[Excerpted records]
╭──

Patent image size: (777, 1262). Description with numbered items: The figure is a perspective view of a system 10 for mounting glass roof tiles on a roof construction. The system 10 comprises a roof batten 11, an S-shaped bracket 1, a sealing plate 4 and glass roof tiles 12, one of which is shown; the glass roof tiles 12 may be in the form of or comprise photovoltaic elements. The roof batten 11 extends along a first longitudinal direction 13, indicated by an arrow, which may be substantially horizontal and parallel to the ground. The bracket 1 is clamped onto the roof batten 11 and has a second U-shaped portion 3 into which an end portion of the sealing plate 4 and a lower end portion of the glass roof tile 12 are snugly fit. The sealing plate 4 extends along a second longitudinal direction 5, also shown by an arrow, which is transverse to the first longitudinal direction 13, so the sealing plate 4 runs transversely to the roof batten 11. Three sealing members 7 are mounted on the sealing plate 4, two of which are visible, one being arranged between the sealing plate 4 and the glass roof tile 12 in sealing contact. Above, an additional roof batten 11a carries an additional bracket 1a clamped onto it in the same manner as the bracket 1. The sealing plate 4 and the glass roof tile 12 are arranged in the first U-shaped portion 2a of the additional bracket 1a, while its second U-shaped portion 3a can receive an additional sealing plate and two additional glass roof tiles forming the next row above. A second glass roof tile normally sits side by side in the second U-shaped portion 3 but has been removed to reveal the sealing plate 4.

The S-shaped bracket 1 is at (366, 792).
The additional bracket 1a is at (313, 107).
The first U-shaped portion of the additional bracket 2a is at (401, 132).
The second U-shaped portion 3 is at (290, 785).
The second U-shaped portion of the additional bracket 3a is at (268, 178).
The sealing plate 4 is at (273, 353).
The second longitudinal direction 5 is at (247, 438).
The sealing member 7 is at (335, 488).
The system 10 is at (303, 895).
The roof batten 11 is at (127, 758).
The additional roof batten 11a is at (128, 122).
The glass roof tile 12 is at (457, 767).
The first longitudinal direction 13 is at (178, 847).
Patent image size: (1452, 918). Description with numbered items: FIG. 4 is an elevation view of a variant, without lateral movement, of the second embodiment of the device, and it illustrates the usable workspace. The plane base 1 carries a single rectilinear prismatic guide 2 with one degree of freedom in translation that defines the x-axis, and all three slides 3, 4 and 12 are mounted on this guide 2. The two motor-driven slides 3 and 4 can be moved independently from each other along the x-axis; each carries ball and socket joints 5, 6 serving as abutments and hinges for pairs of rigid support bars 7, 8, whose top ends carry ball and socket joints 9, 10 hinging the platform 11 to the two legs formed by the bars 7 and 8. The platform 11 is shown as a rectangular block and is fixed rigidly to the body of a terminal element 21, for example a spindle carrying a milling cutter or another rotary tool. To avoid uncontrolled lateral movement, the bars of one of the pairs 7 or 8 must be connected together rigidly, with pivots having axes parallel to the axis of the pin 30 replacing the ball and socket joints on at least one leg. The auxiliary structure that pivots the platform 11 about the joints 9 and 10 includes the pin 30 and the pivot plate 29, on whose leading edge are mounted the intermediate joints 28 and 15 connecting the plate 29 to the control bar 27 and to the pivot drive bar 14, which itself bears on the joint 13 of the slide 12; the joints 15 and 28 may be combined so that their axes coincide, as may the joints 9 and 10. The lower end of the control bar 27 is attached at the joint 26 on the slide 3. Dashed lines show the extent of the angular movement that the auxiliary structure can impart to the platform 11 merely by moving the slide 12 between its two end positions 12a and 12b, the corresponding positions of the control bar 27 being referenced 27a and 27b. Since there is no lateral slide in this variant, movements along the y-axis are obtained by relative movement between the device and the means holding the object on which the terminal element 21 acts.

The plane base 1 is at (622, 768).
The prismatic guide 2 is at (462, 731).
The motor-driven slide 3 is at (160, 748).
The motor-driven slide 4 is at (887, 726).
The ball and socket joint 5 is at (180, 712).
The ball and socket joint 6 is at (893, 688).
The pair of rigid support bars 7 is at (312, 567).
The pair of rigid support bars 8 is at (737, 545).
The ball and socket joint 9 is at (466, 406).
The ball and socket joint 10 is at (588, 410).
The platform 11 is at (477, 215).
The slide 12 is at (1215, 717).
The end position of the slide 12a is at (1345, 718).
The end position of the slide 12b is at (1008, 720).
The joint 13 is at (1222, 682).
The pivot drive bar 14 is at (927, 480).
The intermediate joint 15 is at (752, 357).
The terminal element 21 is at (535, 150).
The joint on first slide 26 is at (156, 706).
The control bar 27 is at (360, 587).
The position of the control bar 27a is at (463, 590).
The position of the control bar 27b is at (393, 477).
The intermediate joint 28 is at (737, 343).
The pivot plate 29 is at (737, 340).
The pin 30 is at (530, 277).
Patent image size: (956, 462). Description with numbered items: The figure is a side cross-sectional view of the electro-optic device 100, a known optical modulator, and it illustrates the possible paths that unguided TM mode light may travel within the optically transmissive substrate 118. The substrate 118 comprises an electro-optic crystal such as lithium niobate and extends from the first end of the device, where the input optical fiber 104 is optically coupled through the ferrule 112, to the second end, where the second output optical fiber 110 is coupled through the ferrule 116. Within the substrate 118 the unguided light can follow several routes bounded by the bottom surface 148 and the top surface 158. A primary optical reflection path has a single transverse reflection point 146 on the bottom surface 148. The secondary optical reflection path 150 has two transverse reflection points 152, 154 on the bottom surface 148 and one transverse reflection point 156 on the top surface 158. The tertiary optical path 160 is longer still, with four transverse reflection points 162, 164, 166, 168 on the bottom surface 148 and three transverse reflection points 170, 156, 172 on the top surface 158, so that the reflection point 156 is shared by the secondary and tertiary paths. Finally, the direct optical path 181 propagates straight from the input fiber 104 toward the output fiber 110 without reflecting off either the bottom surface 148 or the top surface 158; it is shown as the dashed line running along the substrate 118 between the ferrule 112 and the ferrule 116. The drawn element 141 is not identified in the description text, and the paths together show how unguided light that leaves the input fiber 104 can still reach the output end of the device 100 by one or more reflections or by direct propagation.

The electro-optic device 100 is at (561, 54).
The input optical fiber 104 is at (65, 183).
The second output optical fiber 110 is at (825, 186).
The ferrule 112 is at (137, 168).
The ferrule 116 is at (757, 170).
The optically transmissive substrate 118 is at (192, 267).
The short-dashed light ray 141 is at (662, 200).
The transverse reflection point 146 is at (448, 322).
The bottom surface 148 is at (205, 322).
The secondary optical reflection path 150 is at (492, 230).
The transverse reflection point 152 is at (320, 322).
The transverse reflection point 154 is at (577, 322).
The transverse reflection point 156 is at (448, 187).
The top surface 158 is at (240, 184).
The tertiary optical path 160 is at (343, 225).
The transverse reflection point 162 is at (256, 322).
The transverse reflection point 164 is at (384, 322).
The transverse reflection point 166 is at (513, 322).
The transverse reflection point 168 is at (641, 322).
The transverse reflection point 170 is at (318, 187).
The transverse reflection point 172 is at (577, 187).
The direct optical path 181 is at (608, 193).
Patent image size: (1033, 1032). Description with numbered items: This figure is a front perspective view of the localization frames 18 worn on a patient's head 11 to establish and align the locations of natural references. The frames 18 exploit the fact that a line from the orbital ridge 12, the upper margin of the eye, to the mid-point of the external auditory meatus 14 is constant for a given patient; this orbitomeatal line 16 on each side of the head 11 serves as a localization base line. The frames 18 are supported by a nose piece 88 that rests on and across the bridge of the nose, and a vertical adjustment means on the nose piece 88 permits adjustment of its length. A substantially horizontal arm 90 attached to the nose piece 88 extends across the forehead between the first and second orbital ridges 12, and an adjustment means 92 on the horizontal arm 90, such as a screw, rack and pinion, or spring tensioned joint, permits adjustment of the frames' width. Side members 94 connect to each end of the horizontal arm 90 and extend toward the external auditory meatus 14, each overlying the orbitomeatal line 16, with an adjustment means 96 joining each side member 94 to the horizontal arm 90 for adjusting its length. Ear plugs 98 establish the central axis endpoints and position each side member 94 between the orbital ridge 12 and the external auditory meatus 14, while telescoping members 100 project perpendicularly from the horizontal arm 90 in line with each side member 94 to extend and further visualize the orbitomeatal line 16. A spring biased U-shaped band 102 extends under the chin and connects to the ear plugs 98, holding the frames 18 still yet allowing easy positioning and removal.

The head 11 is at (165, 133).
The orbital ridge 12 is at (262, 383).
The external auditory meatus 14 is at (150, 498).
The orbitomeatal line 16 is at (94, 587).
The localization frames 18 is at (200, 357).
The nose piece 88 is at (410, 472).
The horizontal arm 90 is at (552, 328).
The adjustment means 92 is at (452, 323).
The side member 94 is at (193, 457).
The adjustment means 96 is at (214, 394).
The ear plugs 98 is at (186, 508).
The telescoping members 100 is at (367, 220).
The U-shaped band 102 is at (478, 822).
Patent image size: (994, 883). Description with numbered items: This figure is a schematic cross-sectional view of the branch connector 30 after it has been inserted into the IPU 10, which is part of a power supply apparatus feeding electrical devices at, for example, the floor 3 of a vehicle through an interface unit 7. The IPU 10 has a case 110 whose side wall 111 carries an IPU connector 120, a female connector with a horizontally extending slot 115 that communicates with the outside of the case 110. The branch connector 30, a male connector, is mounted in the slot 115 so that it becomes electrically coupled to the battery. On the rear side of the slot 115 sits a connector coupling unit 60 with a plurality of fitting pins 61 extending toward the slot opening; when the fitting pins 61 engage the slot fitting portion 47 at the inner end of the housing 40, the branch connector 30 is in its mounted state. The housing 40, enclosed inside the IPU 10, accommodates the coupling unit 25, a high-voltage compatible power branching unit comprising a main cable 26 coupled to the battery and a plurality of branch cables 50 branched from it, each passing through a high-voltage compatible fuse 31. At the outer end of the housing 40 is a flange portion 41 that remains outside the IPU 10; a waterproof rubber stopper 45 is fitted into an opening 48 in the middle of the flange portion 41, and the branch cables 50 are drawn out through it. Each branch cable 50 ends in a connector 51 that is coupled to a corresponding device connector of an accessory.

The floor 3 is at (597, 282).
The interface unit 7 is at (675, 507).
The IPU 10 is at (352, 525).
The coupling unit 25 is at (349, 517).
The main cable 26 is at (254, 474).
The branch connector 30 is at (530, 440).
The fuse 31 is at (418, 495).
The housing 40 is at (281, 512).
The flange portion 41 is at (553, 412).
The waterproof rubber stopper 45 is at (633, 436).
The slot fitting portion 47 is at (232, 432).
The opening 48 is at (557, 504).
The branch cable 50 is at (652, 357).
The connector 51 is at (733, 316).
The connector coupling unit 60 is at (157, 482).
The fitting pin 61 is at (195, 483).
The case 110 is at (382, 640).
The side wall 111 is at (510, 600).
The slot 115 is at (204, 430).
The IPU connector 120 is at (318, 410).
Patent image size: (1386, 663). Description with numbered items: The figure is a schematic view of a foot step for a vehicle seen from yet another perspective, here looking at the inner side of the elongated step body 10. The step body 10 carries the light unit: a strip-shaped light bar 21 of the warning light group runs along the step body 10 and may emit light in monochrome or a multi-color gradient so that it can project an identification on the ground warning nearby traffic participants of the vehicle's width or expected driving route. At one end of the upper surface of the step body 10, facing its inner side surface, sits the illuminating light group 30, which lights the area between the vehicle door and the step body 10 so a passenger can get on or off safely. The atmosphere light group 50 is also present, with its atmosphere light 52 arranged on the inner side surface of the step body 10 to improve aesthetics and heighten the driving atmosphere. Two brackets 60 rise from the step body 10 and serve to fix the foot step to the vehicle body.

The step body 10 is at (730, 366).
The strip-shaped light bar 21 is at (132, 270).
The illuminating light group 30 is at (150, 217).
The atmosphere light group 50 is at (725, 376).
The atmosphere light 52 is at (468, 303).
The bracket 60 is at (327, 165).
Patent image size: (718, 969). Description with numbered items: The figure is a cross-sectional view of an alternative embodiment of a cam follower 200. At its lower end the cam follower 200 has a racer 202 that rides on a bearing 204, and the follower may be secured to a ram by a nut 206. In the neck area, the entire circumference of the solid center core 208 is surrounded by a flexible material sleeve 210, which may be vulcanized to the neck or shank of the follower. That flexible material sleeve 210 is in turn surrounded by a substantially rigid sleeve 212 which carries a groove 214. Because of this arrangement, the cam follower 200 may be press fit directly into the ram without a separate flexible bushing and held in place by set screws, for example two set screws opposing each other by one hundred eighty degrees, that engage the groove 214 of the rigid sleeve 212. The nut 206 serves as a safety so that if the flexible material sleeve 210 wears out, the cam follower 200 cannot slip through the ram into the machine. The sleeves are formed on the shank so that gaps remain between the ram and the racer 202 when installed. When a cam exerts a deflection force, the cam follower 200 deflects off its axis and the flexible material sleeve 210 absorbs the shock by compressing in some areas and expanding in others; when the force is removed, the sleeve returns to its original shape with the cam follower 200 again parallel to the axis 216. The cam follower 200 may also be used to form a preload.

╰──

[Goal of the exercise]
Quote the items exactly, starting with the line that contains "Patent image size: (1386, 663)." and ending with the line that contains "The bracket 60 is at (327, 165).".

[Expected answer]
Patent image size: (1386, 663). Description with numbered items: The figure is a schematic view of a foot step for a vehicle seen from yet another perspective, here looking at the inner side of the elongated step body 10. The step body 10 carries the light unit: a strip-shaped light bar 21 of the warning light group runs along the step body 10 and may emit light in monochrome or a multi-color gradient so that it can project an identification on the ground warning nearby traffic participants of the vehicle's width or expected driving route. At one end of the upper surface of the step body 10, facing its inner side surface, sits the illuminating light group 30, which lights the area between the vehicle door and the step body 10 so a passenger can get on or off safely. The atmosphere light group 50 is also present, with its atmosphere light 52 arranged on the inner side surface of the step body 10 to improve aesthetics and heighten the driving atmosphere. Two brackets 60 rise from the step body 10 and serve to fix the foot step to the vehicle body.

The step body 10 is at (730, 366).
The strip-shaped light bar 21 is at (132, 270).
The illuminating light group 30 is at (150, 217).
The atmosphere light group 50 is at (725, 376).
The atmosphere light 52 is at (468, 303).
The bracket 60 is at (327, 165).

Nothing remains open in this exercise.